*What to produce*. Copy each line of the records that contains the word "Page".

+ + + + +

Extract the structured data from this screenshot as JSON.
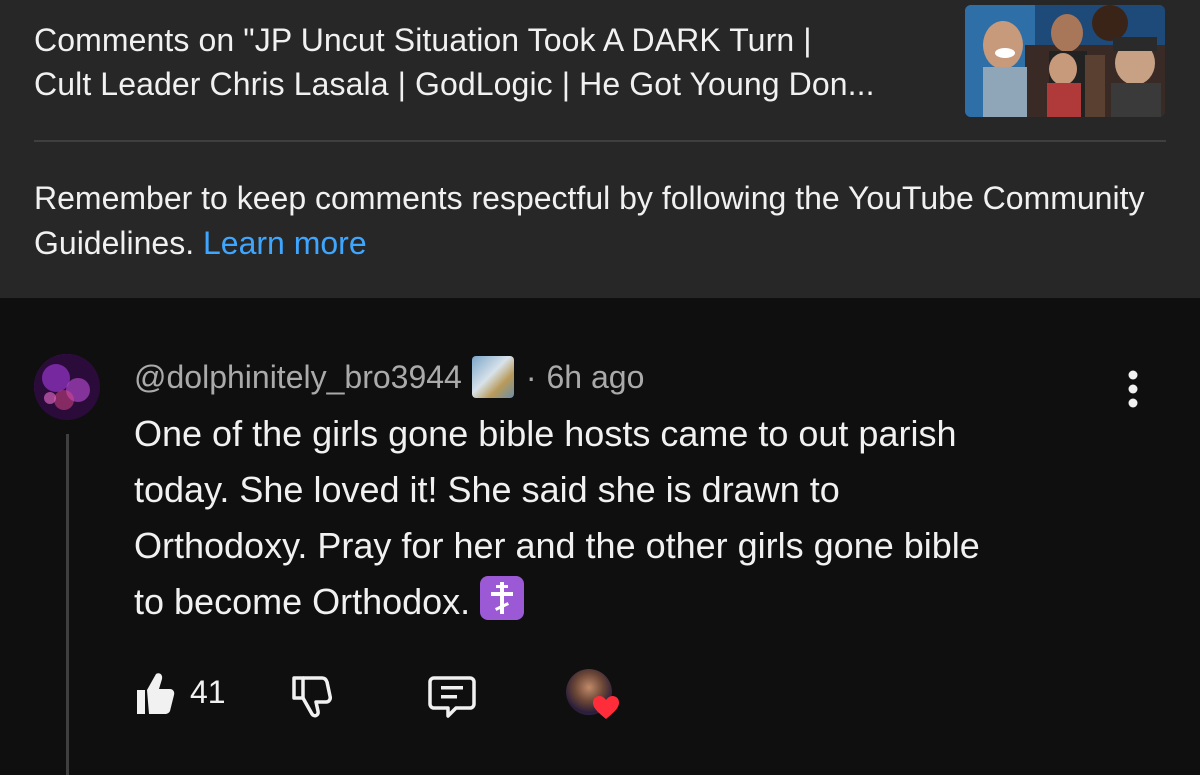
{
  "header": {
    "title_line1": "Comments on \"JP Uncut Situation Took A DARK Turn |",
    "title_line2": "Cult Leader Chris Lasala | GodLogic | He Got Young Don..."
  },
  "guidelines": {
    "text": "Remember to keep comments respectful by following the YouTube Community Guidelines.",
    "link_label": "Learn more"
  },
  "comment": {
    "author": "@dolphinitely_bro3944",
    "separator": "·",
    "timestamp": "6h ago",
    "text_lines": [
      "One of the girls gone bible hosts came to out parish",
      "today. She loved it! She said she is drawn to",
      "Orthodoxy. Pray for her and the other girls gone bible",
      "to become Orthodox."
    ],
    "emoji": "orthodox-cross-emoji",
    "like_count": "41"
  },
  "colors": {
    "background": "#0f0f0f",
    "panel": "#272727",
    "link": "#3ea6ff",
    "secondary_text": "#aaaaaa",
    "heart": "#ff2d3a",
    "emoji_bg": "#9b59d6"
  }
}
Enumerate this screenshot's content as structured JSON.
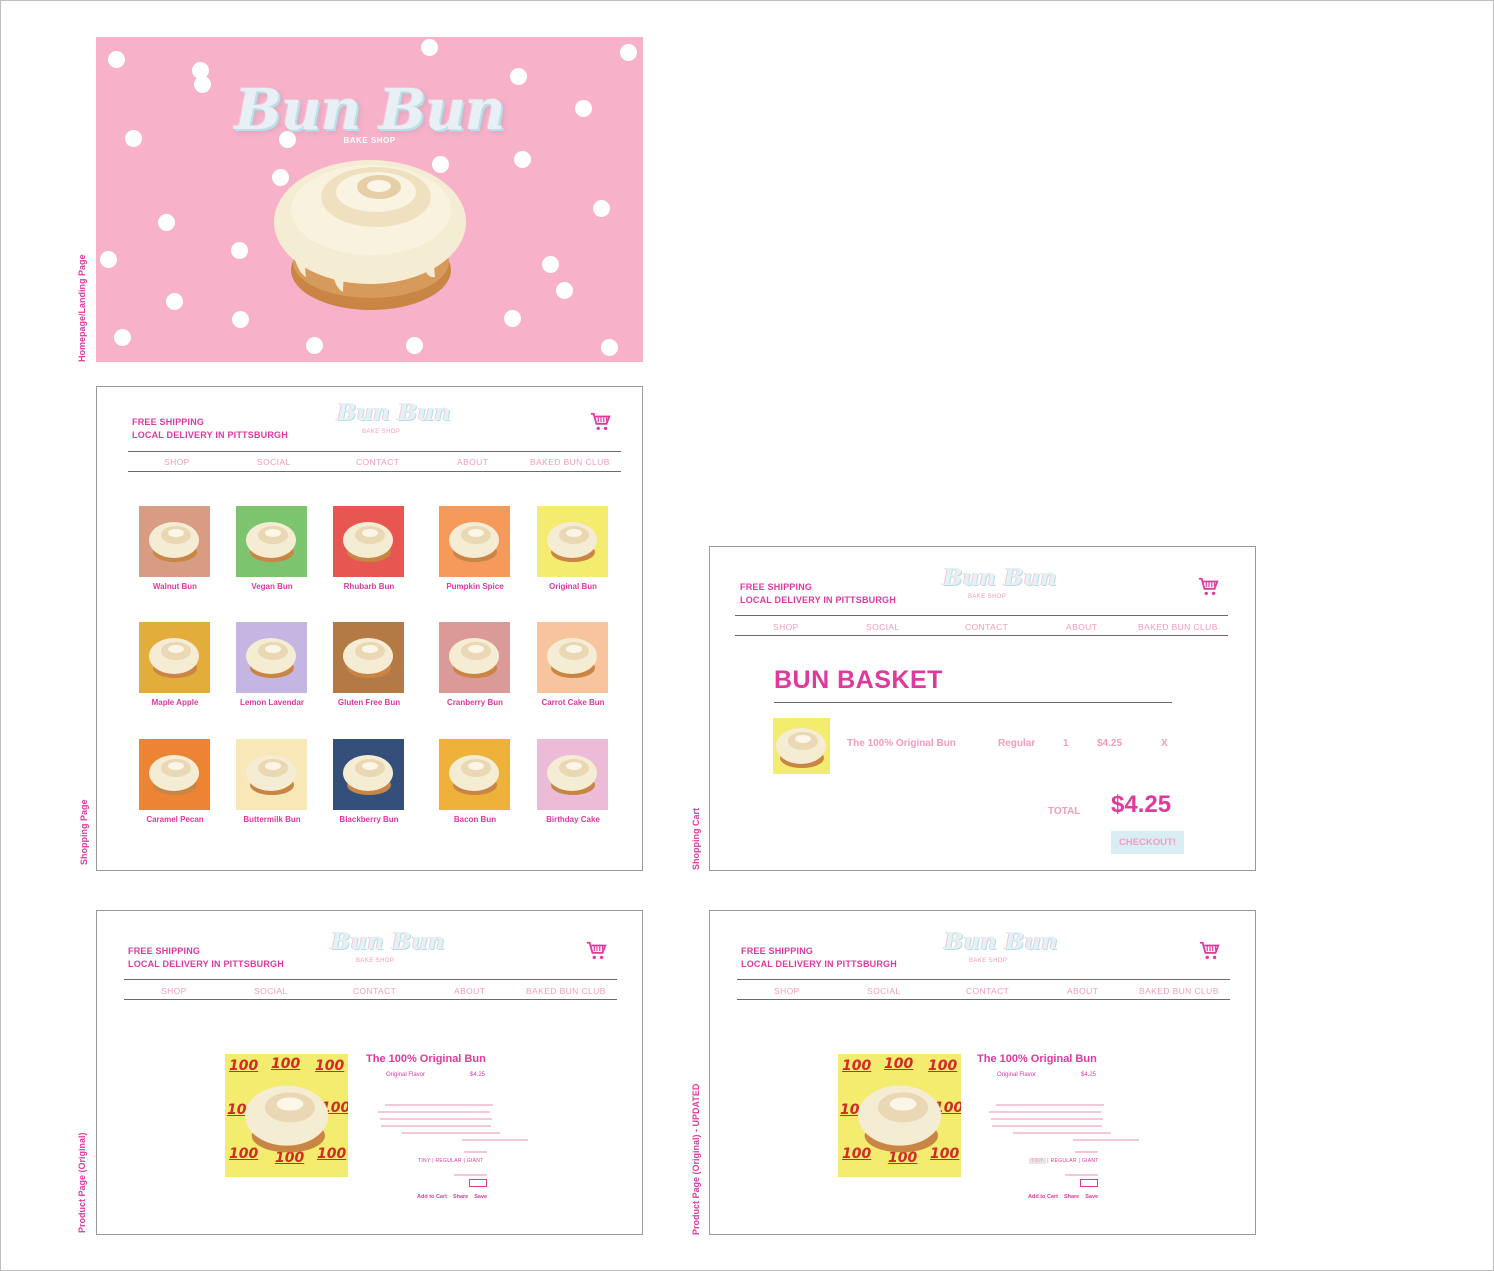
{
  "frames": {
    "landing": "Homepage/Landing Page",
    "shopping": "Shopping Page",
    "cart": "Shopping Cart",
    "product": "Product Page (Original)",
    "product_updated": "Product Page (Original) - UPDATED"
  },
  "brand": {
    "logo": "Bun Bun",
    "sub": "BAKE SHOP"
  },
  "header": {
    "promo_line1": "FREE SHIPPING",
    "promo_line2": "LOCAL DELIVERY IN PITTSBURGH"
  },
  "nav": [
    "SHOP",
    "SOCIAL",
    "CONTACT",
    "ABOUT",
    "BAKED BUN CLUB"
  ],
  "products": [
    {
      "name": "Walnut Bun",
      "bg": "#d79c82"
    },
    {
      "name": "Vegan Bun",
      "bg": "#7cc46d"
    },
    {
      "name": "Rhubarb Bun",
      "bg": "#e85652"
    },
    {
      "name": "Pumpkin Spice",
      "bg": "#f59a5a"
    },
    {
      "name": "Original Bun",
      "bg": "#f4ec6e"
    },
    {
      "name": "Maple Apple",
      "bg": "#e3ad3c"
    },
    {
      "name": "Lemon Lavendar",
      "bg": "#c5b5e2"
    },
    {
      "name": "Gluten Free Bun",
      "bg": "#b47a45"
    },
    {
      "name": "Cranberry Bun",
      "bg": "#d99a98"
    },
    {
      "name": "Carrot Cake Bun",
      "bg": "#f7c49e"
    },
    {
      "name": "Caramel Pecan",
      "bg": "#ec8433"
    },
    {
      "name": "Buttermilk Bun",
      "bg": "#f8e7b7"
    },
    {
      "name": "Blackberry Bun",
      "bg": "#34507a"
    },
    {
      "name": "Bacon Bun",
      "bg": "#eeb13a"
    },
    {
      "name": "Birthday Cake",
      "bg": "#ebbbd8"
    }
  ],
  "cart": {
    "title": "BUN BASKET",
    "item": {
      "name": "The 100% Original Bun",
      "size": "Regular",
      "qty": "1",
      "price": "$4.25",
      "remove": "X"
    },
    "total_label": "TOTAL",
    "total_value": "$4.25",
    "checkout": "CHECKOUT!"
  },
  "product": {
    "title": "The 100% Original Bun",
    "flavor": "Original Flavor",
    "price": "$4.25",
    "sizes": [
      "TINY",
      "REGULAR",
      "GIANT"
    ],
    "actions": [
      "Add to Cart",
      "Share",
      "Save"
    ],
    "badge": "100"
  },
  "colors": {
    "pink": "#e0399e",
    "light_pink": "#f49bbf",
    "landing_bg": "#f7b2c9",
    "checkout_bg": "#d8eef4"
  }
}
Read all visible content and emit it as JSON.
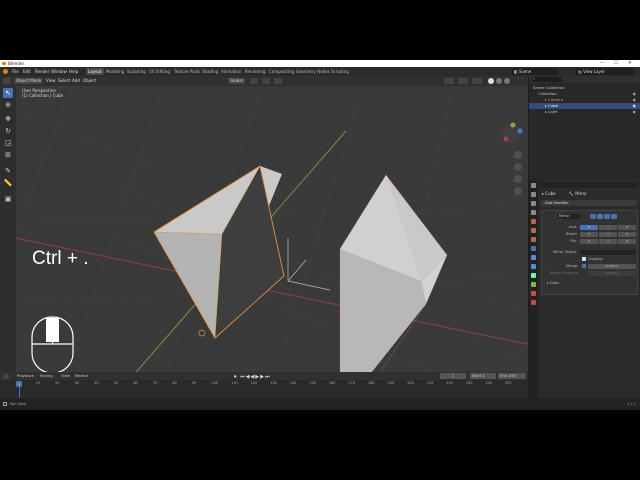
{
  "window": {
    "title": "Blender",
    "controls": [
      "—",
      "☐",
      "✕"
    ]
  },
  "menu": {
    "items": [
      "File",
      "Edit",
      "Render",
      "Window",
      "Help"
    ]
  },
  "workspaces": [
    "Layout",
    "Modeling",
    "Sculpting",
    "UV Editing",
    "Texture Paint",
    "Shading",
    "Animation",
    "Rendering",
    "Compositing",
    "Geometry Nodes",
    "Scripting"
  ],
  "active_workspace": "Layout",
  "scene": {
    "label": "Scene",
    "view_layer": "View Layer"
  },
  "viewport_header": {
    "mode": "Object Mode",
    "menus": [
      "View",
      "Select",
      "Add",
      "Object"
    ],
    "transform": "Global",
    "options": "Options"
  },
  "viewport": {
    "line1": "User Perspective",
    "line2": "(1) Collection | Cube",
    "shortcut": "Ctrl + ."
  },
  "outliner": {
    "rows": [
      {
        "label": "Scene Collection",
        "indent": 0,
        "selected": false
      },
      {
        "label": "Collection",
        "indent": 1,
        "selected": false
      },
      {
        "label": "Camera",
        "indent": 2,
        "selected": false
      },
      {
        "label": "Cube",
        "indent": 2,
        "selected": true
      },
      {
        "label": "Light",
        "indent": 2,
        "selected": false
      }
    ]
  },
  "properties": {
    "object_name": "Cube",
    "modifier_context": "Mirror",
    "add_modifier": "Add Modifier",
    "modifier_name": "Mirror",
    "rows": {
      "axis": "Axis",
      "bisect": "Bisect",
      "flip": "Flip",
      "mirror_object": "Mirror Object",
      "clipping": "Clipping",
      "merge": "Merge",
      "merge_value": "0.001 m",
      "bisect_distance": "Bisect Distance",
      "bisect_distance_value": "0.001 m",
      "data": "Data"
    },
    "axis_buttons": [
      "X",
      "Y",
      "Z"
    ]
  },
  "timeline": {
    "menus": [
      "Playback",
      "Keying",
      "View",
      "Marker"
    ],
    "current_frame": "1",
    "start_label": "Start",
    "start": "1",
    "end_label": "End",
    "end": "250",
    "ruler": [
      "0",
      "10",
      "20",
      "30",
      "40",
      "50",
      "60",
      "70",
      "80",
      "90",
      "100",
      "110",
      "120",
      "130",
      "140",
      "150",
      "160",
      "170",
      "180",
      "190",
      "200",
      "210",
      "220",
      "230",
      "240",
      "250"
    ]
  },
  "status": {
    "left": "Pan View",
    "version": "3.2.1"
  },
  "colors": {
    "accent": "#4772b3",
    "selection_outline": "#e8903a",
    "viewport_bg": "#3a3a3a",
    "x_axis": "#a8404c",
    "y_axis": "#8aa83c"
  },
  "icons": [
    "blender-logo-icon",
    "search-icon",
    "eye-icon",
    "camera-icon",
    "cube-icon",
    "light-icon",
    "wrench-icon"
  ]
}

+ + + + +

*Answer*.
    "landing": "Homepage/Landing Page",
    "shopping": "Shopping Page",
    "product": "Product Page (Original)",
    "product_updated": "Product Page (Original) - UPDATED"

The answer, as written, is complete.